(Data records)
════════
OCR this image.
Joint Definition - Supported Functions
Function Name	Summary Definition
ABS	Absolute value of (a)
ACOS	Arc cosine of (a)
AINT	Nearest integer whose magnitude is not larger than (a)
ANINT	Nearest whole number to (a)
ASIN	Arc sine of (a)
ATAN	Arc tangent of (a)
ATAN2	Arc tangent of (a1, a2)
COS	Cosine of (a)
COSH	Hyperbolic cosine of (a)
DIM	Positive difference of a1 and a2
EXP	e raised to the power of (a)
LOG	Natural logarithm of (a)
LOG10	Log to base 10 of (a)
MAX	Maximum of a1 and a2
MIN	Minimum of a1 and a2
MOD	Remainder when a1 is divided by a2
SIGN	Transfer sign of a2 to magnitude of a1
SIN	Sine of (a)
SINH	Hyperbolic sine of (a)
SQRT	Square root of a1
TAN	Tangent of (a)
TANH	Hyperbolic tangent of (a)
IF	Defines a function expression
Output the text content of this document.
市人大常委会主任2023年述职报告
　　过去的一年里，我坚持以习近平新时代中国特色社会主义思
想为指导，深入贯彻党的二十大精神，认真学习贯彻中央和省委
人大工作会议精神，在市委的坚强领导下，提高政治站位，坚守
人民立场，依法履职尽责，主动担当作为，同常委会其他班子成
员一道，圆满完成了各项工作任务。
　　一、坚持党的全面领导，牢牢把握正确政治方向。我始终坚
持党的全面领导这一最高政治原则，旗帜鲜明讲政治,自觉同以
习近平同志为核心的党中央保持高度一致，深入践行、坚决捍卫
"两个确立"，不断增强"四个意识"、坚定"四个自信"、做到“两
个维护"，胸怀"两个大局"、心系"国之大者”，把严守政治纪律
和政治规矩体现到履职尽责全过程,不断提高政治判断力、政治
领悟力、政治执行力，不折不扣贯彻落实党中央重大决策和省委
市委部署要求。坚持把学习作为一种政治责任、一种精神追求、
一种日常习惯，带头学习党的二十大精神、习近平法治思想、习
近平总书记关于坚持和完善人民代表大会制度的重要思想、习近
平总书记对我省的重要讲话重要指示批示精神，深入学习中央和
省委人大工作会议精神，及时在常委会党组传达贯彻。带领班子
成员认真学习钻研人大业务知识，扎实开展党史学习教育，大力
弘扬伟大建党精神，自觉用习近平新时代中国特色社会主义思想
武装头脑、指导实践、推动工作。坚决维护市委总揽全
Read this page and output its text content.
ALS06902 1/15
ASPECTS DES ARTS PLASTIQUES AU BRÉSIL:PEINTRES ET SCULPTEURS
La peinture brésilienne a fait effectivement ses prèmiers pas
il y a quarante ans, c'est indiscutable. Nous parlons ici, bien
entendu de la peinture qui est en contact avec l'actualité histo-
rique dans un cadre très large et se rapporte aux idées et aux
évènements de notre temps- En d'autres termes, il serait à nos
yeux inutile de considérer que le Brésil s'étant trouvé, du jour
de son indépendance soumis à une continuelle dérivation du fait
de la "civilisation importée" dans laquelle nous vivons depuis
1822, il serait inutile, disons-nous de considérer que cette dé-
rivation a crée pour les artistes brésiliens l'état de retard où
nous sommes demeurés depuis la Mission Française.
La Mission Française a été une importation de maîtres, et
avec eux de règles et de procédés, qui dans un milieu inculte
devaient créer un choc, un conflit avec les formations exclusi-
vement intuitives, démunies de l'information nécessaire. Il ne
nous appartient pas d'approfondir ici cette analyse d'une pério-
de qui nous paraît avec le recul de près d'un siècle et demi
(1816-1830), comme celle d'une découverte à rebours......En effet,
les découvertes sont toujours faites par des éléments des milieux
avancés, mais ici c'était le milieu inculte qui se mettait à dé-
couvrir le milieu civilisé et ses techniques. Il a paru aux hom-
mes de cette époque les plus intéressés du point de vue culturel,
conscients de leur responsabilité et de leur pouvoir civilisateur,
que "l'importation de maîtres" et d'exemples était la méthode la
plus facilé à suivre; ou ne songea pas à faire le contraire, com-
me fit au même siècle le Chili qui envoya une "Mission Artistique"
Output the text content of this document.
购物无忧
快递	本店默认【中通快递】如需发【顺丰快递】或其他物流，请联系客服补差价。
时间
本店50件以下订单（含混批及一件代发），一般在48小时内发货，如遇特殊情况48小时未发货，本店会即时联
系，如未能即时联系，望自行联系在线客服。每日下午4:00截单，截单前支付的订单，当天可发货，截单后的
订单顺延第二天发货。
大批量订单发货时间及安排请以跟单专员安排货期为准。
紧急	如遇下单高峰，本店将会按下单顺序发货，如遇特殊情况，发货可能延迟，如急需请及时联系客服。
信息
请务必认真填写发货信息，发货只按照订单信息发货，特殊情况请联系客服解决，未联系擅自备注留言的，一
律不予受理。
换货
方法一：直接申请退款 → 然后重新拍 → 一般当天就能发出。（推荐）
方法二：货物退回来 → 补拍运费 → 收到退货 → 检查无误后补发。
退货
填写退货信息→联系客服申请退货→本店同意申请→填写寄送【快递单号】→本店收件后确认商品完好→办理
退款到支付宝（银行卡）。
════════
SET PROBLEM
Where a line in the entries holds the word "magnitude", copy that line.

SOLUTION BELOW
AINT	Nearest integer whose magnitude is not larger than (a)
SIGN	Transfer sign of a2 to magnitude of a1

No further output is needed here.